Return every line of the data below that includes the string "水调歌头".
::: RECORDS FOR THIS EXERCISE
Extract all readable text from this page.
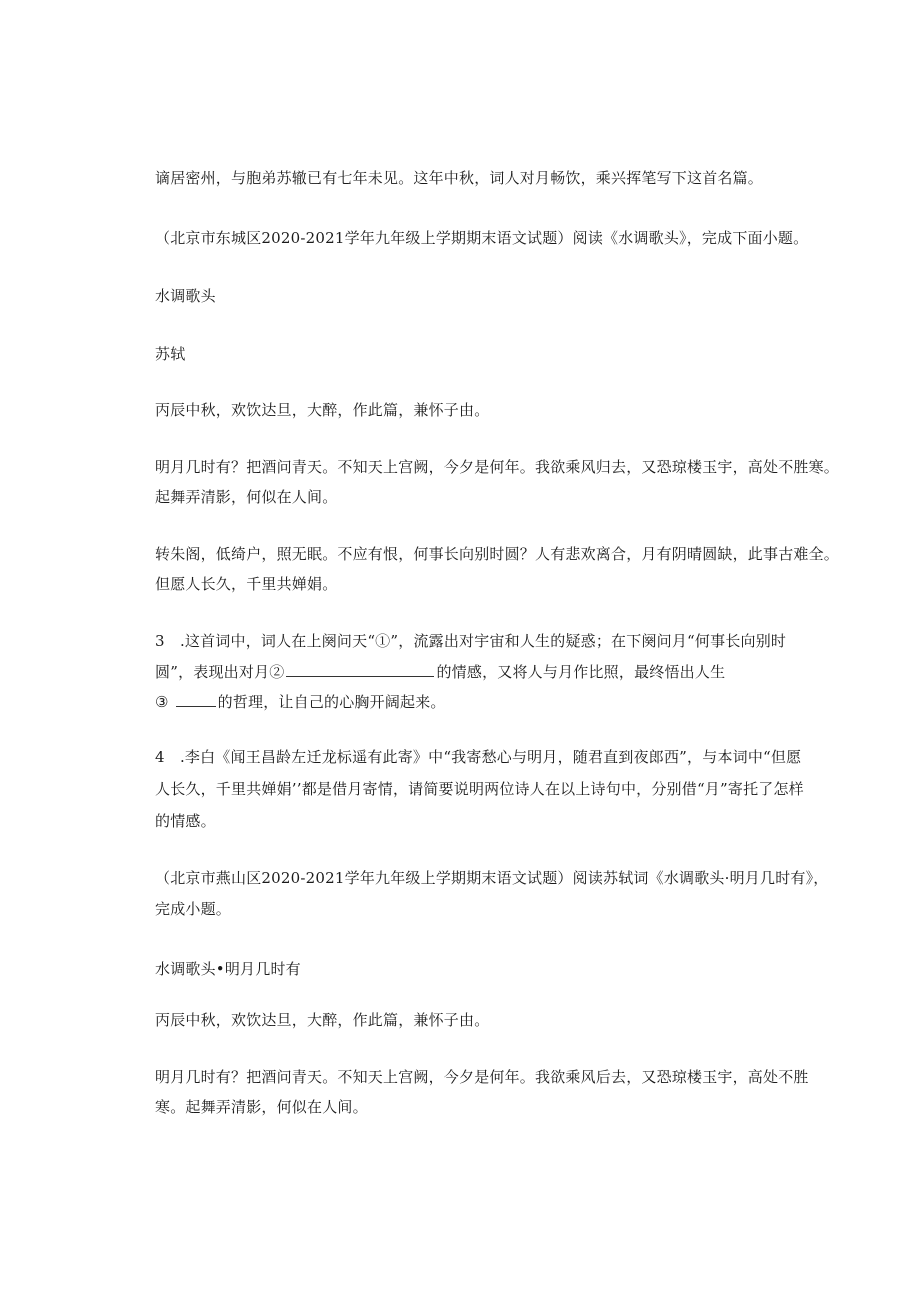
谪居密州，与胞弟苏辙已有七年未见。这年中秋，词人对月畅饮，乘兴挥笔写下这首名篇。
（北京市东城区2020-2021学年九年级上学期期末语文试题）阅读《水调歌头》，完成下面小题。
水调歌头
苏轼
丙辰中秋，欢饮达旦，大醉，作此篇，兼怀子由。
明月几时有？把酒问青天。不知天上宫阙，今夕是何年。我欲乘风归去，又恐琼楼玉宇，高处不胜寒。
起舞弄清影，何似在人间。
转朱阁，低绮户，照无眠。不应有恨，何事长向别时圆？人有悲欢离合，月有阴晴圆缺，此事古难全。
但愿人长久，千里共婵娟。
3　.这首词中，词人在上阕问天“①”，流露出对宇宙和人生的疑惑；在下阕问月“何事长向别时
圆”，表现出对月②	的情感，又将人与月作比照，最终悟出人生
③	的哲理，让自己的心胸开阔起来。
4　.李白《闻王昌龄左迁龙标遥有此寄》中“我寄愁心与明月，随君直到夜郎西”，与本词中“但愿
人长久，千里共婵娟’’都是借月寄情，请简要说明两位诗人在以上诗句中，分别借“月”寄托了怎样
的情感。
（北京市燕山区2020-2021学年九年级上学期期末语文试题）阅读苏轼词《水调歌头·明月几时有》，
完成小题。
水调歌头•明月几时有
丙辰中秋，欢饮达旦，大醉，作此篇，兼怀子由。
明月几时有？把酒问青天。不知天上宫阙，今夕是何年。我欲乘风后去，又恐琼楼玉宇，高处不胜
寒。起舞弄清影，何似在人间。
::::::
::: RECORDS FOR THIS EXERCISE
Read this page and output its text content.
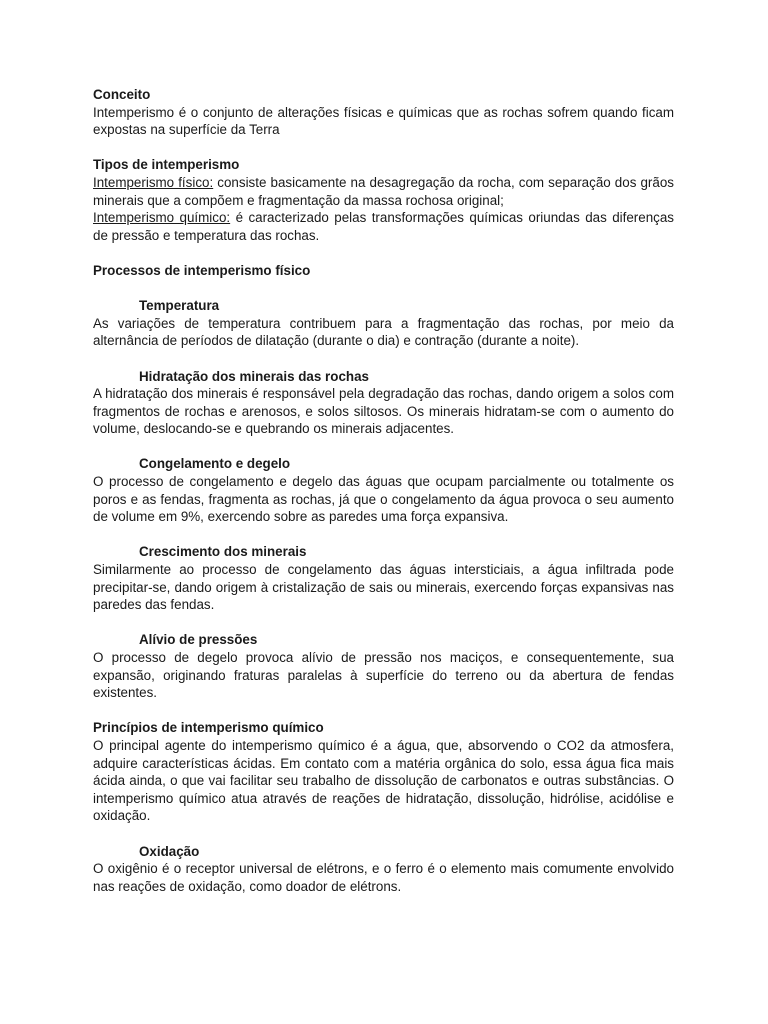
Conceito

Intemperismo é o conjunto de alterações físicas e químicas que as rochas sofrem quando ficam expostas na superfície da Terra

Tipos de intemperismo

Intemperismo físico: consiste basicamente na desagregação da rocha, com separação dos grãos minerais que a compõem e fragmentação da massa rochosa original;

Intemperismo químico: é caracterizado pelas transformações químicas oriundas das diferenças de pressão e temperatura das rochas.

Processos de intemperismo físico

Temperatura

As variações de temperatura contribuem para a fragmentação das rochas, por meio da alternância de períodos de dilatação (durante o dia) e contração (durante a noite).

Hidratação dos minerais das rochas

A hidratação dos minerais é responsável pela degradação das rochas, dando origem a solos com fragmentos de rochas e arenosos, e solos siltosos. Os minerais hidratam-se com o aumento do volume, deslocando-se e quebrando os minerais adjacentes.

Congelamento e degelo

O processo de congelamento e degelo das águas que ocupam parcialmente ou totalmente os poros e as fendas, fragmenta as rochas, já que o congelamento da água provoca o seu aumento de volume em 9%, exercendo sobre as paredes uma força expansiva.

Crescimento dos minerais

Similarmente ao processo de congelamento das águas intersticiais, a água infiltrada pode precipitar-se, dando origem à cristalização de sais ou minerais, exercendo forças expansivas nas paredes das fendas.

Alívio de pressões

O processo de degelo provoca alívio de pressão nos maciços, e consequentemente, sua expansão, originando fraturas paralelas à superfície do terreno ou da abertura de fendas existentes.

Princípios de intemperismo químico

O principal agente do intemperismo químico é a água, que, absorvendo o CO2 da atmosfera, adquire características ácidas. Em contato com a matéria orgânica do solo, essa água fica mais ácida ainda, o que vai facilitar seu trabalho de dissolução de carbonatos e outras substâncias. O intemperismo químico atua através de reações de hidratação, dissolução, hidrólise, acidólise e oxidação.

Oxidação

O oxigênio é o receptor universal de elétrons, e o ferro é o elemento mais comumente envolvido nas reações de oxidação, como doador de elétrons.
::::::
TASK OUTPUT =
（北京市东城区2020-2021学年九年级上学期期末语文试题）阅读《水调歌头》，完成下面小题。
水调歌头
（北京市燕山区2020-2021学年九年级上学期期末语文试题）阅读苏轼词《水调歌头·明月几时有》，
水调歌头•明月几时有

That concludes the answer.